▶ _THE PROBLEM_
The records that follow are to be repeated exactly, with the pictures removed.

## Begin

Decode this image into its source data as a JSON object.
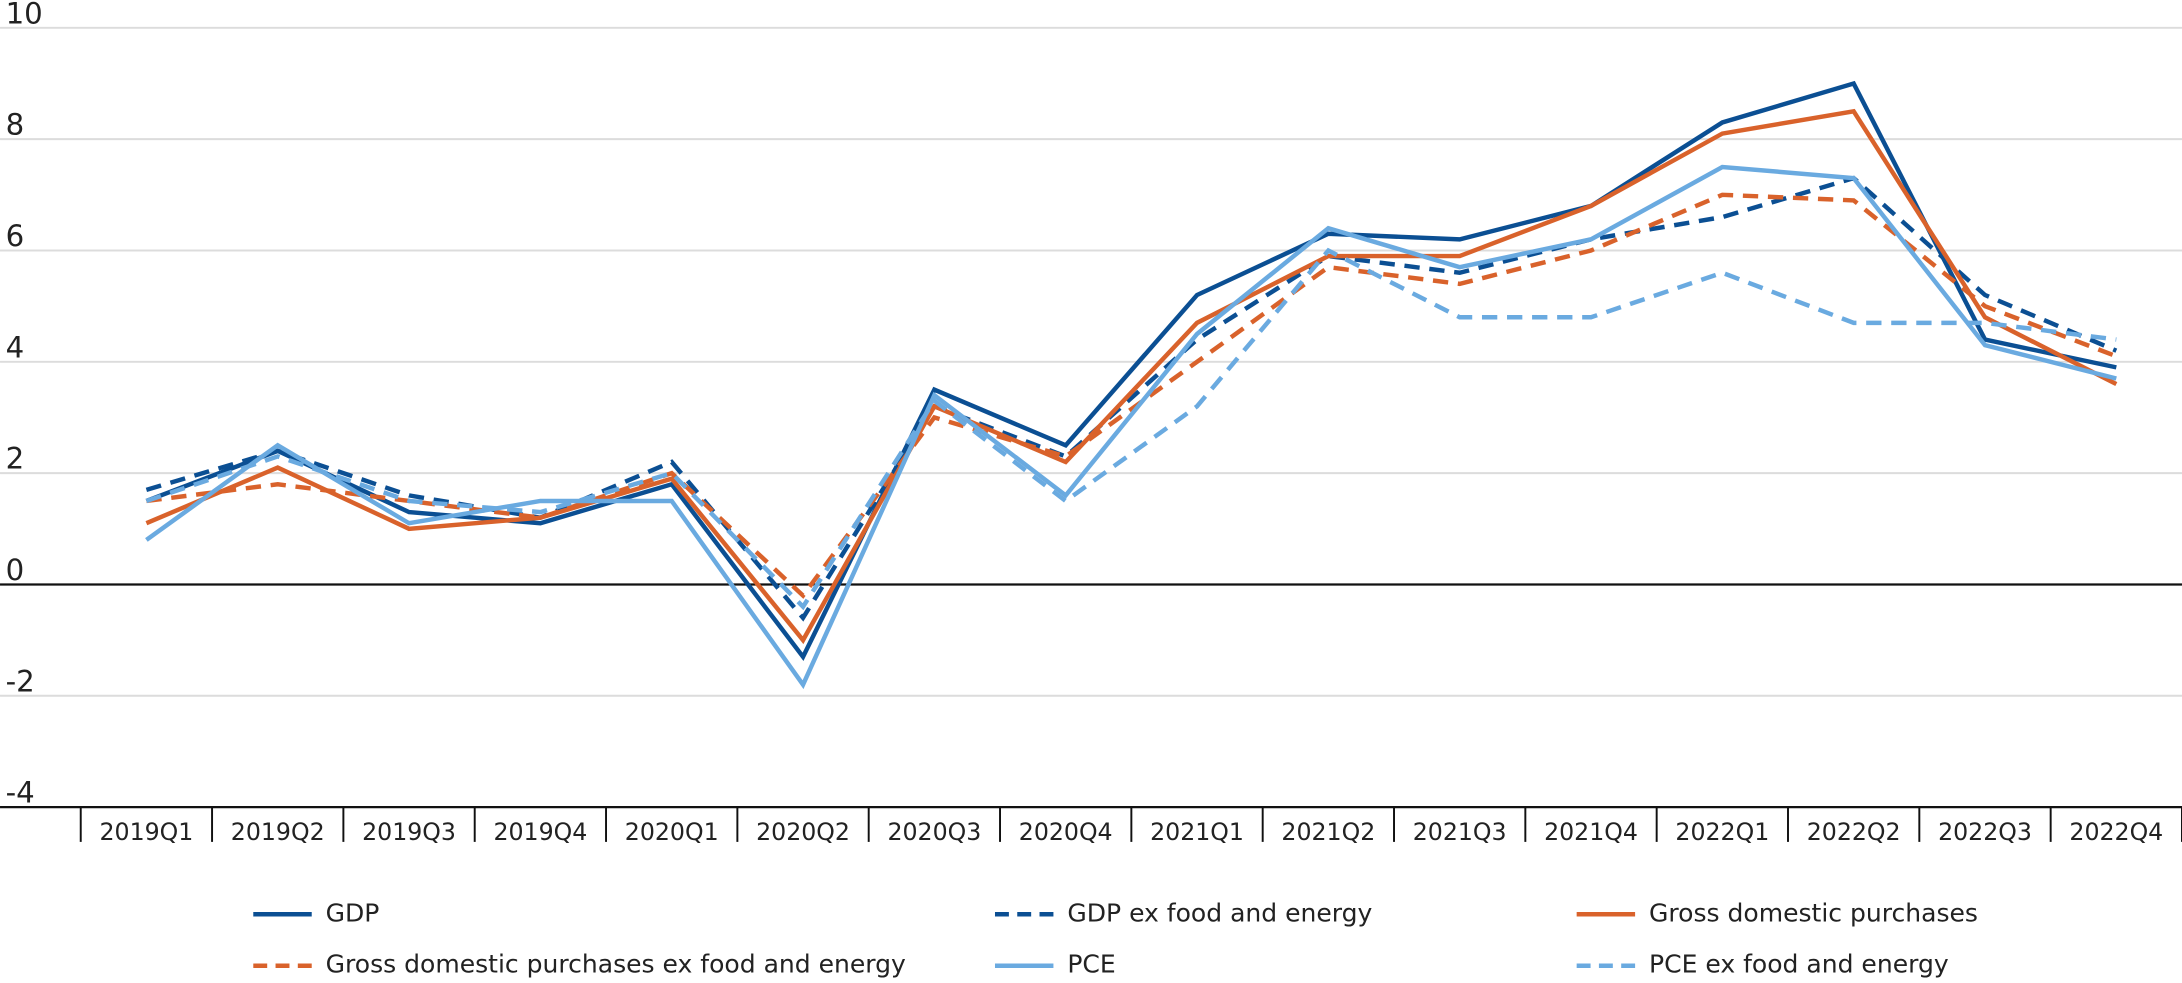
{
  "chart_data": {
    "type": "line",
    "categories": [
      "2019Q1",
      "2019Q2",
      "2019Q3",
      "2019Q4",
      "2020Q1",
      "2020Q2",
      "2020Q3",
      "2020Q4",
      "2021Q1",
      "2021Q2",
      "2021Q3",
      "2021Q4",
      "2022Q1",
      "2022Q2",
      "2022Q3",
      "2022Q4"
    ],
    "series": [
      {
        "name": "GDP",
        "color": "#0b4f93",
        "dashed": false,
        "values": [
          1.5,
          2.4,
          1.3,
          1.1,
          1.8,
          -1.3,
          3.5,
          2.5,
          5.2,
          6.3,
          6.2,
          6.8,
          8.3,
          9.0,
          4.4,
          3.9
        ]
      },
      {
        "name": "GDP ex food and energy",
        "color": "#0b4f93",
        "dashed": true,
        "values": [
          1.7,
          2.4,
          1.6,
          1.2,
          2.2,
          -0.6,
          3.2,
          2.3,
          4.4,
          5.9,
          5.6,
          6.2,
          6.6,
          7.3,
          5.2,
          4.2
        ]
      },
      {
        "name": "Gross domestic purchases",
        "color": "#d9622b",
        "dashed": false,
        "values": [
          1.1,
          2.1,
          1.0,
          1.2,
          1.9,
          -1.0,
          3.2,
          2.2,
          4.7,
          5.9,
          5.9,
          6.8,
          8.1,
          8.5,
          4.8,
          3.6
        ]
      },
      {
        "name": "Gross domestic purchases ex food and energy",
        "color": "#d9622b",
        "dashed": true,
        "values": [
          1.5,
          1.8,
          1.5,
          1.2,
          2.0,
          -0.2,
          3.0,
          2.3,
          4.0,
          5.7,
          5.4,
          6.0,
          7.0,
          6.9,
          5.0,
          4.1
        ]
      },
      {
        "name": "PCE",
        "color": "#6aaae0",
        "dashed": false,
        "values": [
          0.8,
          2.5,
          1.1,
          1.5,
          1.5,
          -1.8,
          3.4,
          1.6,
          4.5,
          6.4,
          5.7,
          6.2,
          7.5,
          7.3,
          4.3,
          3.7
        ]
      },
      {
        "name": "PCE ex food and energy",
        "color": "#6aaae0",
        "dashed": true,
        "values": [
          1.5,
          2.3,
          1.5,
          1.3,
          2.0,
          -0.4,
          3.3,
          1.5,
          3.2,
          6.0,
          4.8,
          4.8,
          5.6,
          4.7,
          4.7,
          4.4
        ]
      }
    ],
    "ylim": [
      -4,
      10
    ],
    "yticks": [
      -4,
      -2,
      0,
      2,
      4,
      6,
      8,
      10
    ],
    "grid": true
  }
}
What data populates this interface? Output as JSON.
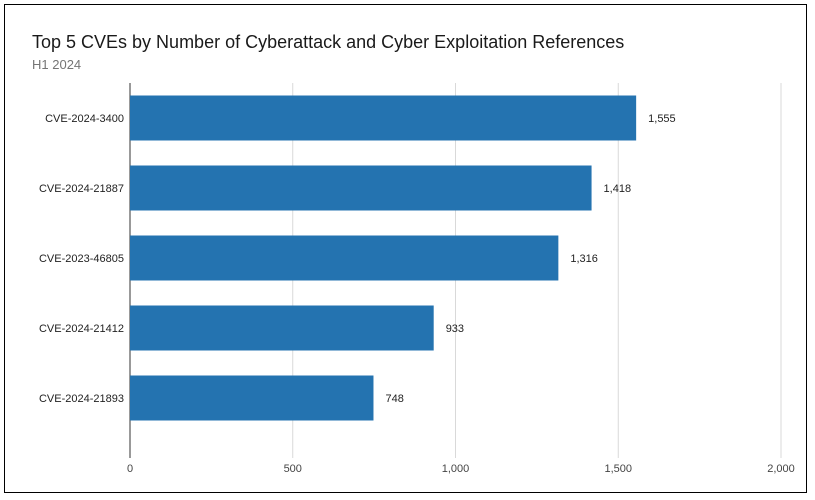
{
  "chart_data": {
    "type": "bar",
    "orientation": "horizontal",
    "title": "Top 5 CVEs by Number of Cyberattack and Cyber Exploitation References",
    "subtitle": "H1 2024",
    "categories": [
      "CVE-2024-3400",
      "CVE-2024-21887",
      "CVE-2023-46805",
      "CVE-2024-21412",
      "CVE-2024-21893"
    ],
    "values": [
      1555,
      1418,
      1316,
      933,
      748
    ],
    "value_labels": [
      "1,555",
      "1,418",
      "1,316",
      "933",
      "748"
    ],
    "xlim": [
      0,
      2000
    ],
    "x_ticks": [
      0,
      500,
      1000,
      1500,
      2000
    ],
    "x_tick_labels": [
      "0",
      "500",
      "1,000",
      "1,500",
      "2,000"
    ],
    "grid": true,
    "legend": "none",
    "colors": {
      "bar": "#2473b0",
      "grid": "#d9d9d9",
      "axis": "#333333",
      "frame": "#000000"
    }
  }
}
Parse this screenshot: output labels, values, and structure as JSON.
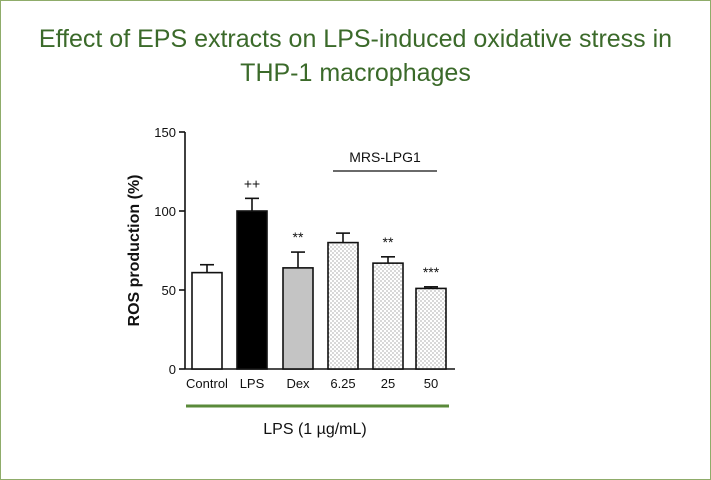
{
  "title_line1": "Effect of EPS extracts on LPS-induced oxidative stress in",
  "title_line2": "THP-1 macrophages",
  "group_label": "MRS-LPG1",
  "footer_label": "LPS (1 µg/mL)",
  "colors": {
    "title": "#3b6a2a",
    "frame": "#8fac6a",
    "footer_line": "#5a8a3a"
  },
  "chart_data": {
    "type": "bar",
    "ylabel": "ROS production (%)",
    "ylim": [
      0,
      150
    ],
    "yticks": [
      0,
      50,
      100,
      150
    ],
    "categories": [
      "Control",
      "LPS",
      "Dex",
      "6.25",
      "25",
      "50"
    ],
    "values": [
      61,
      100,
      64,
      80,
      67,
      51
    ],
    "errors": [
      5,
      8,
      10,
      6,
      4,
      1
    ],
    "annotations": [
      "",
      "++",
      "**",
      "",
      "**",
      "***"
    ],
    "fills": [
      "white",
      "black",
      "gray",
      "dotted",
      "dotted",
      "dotted"
    ]
  }
}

## End

▶ _OUTPUT FOR THIS TASK_
Decode this image into its source data as a JSON object.
{
  "chart_data": {
    "type": "line",
    "categories": [
      "2019Q1",
      "2019Q2",
      "2019Q3",
      "2019Q4",
      "2020Q1",
      "2020Q2",
      "2020Q3",
      "2020Q4",
      "2021Q1",
      "2021Q2",
      "2021Q3",
      "2021Q4",
      "2022Q1",
      "2022Q2",
      "2022Q3",
      "2022Q4"
    ],
    "series": [
      {
        "name": "GDP",
        "color": "#0b4f93",
        "dashed": false,
        "values": [
          1.5,
          2.4,
          1.3,
          1.1,
          1.8,
          -1.3,
          3.5,
          2.5,
          5.2,
          6.3,
          6.2,
          6.8,
          8.3,
          9.0,
          4.4,
          3.9
        ]
      },
      {
        "name": "GDP ex food and energy",
        "color": "#0b4f93",
        "dashed": true,
        "values": [
          1.7,
          2.4,
          1.6,
          1.2,
          2.2,
          -0.6,
          3.2,
          2.3,
          4.4,
          5.9,
          5.6,
          6.2,
          6.6,
          7.3,
          5.2,
          4.2
        ]
      },
      {
        "name": "Gross domestic purchases",
        "color": "#d9622b",
        "dashed": false,
        "values": [
          1.1,
          2.1,
          1.0,
          1.2,
          1.9,
          -1.0,
          3.2,
          2.2,
          4.7,
          5.9,
          5.9,
          6.8,
          8.1,
          8.5,
          4.8,
          3.6
        ]
      },
      {
        "name": "Gross domestic purchases ex food and energy",
        "color": "#d9622b",
        "dashed": true,
        "values": [
          1.5,
          1.8,
          1.5,
          1.2,
          2.0,
          -0.2,
          3.0,
          2.3,
          4.0,
          5.7,
          5.4,
          6.0,
          7.0,
          6.9,
          5.0,
          4.1
        ]
      },
      {
        "name": "PCE",
        "color": "#6aaae0",
        "dashed": false,
        "values": [
          0.8,
          2.5,
          1.1,
          1.5,
          1.5,
          -1.8,
          3.4,
          1.6,
          4.5,
          6.4,
          5.7,
          6.2,
          7.5,
          7.3,
          4.3,
          3.7
        ]
      },
      {
        "name": "PCE ex food and energy",
        "color": "#6aaae0",
        "dashed": true,
        "values": [
          1.5,
          2.3,
          1.5,
          1.3,
          2.0,
          -0.4,
          3.3,
          1.5,
          3.2,
          6.0,
          4.8,
          4.8,
          5.6,
          4.7,
          4.7,
          4.4
        ]
      }
    ],
    "ylim": [
      -4,
      10
    ],
    "yticks": [
      -4,
      -2,
      0,
      2,
      4,
      6,
      8,
      10
    ],
    "grid": true
  }
}
What data populates this interface? Output as JSON.
{
  "chart_data": {
    "type": "bar",
    "orientation": "horizontal",
    "title": "Top 5 CVEs by Number of Cyberattack and Cyber Exploitation References",
    "subtitle": "H1 2024",
    "categories": [
      "CVE-2024-3400",
      "CVE-2024-21887",
      "CVE-2023-46805",
      "CVE-2024-21412",
      "CVE-2024-21893"
    ],
    "values": [
      1555,
      1418,
      1316,
      933,
      748
    ],
    "value_labels": [
      "1,555",
      "1,418",
      "1,316",
      "933",
      "748"
    ],
    "xlim": [
      0,
      2000
    ],
    "x_ticks": [
      0,
      500,
      1000,
      1500,
      2000
    ],
    "x_tick_labels": [
      "0",
      "500",
      "1,000",
      "1,500",
      "2,000"
    ],
    "grid": true,
    "legend": "none",
    "colors": {
      "bar": "#2473b0",
      "grid": "#d9d9d9",
      "axis": "#333333",
      "frame": "#000000"
    }
  }
}
Parse this screenshot: output labels, values, and structure as JSON.
{
  "title_line1": "Effect of EPS extracts on LPS-induced oxidative stress in",
  "title_line2": "THP-1 macrophages",
  "group_label": "MRS-LPG1",
  "footer_label": "LPS (1 µg/mL)",
  "colors": {
    "title": "#3b6a2a",
    "frame": "#8fac6a",
    "footer_line": "#5a8a3a"
  },
  "chart_data": {
    "type": "bar",
    "ylabel": "ROS production (%)",
    "ylim": [
      0,
      150
    ],
    "yticks": [
      0,
      50,
      100,
      150
    ],
    "categories": [
      "Control",
      "LPS",
      "Dex",
      "6.25",
      "25",
      "50"
    ],
    "values": [
      61,
      100,
      64,
      80,
      67,
      51
    ],
    "errors": [
      5,
      8,
      10,
      6,
      4,
      1
    ],
    "annotations": [
      "",
      "++",
      "**",
      "",
      "**",
      "***"
    ],
    "fills": [
      "white",
      "black",
      "gray",
      "dotted",
      "dotted",
      "dotted"
    ]
  }
}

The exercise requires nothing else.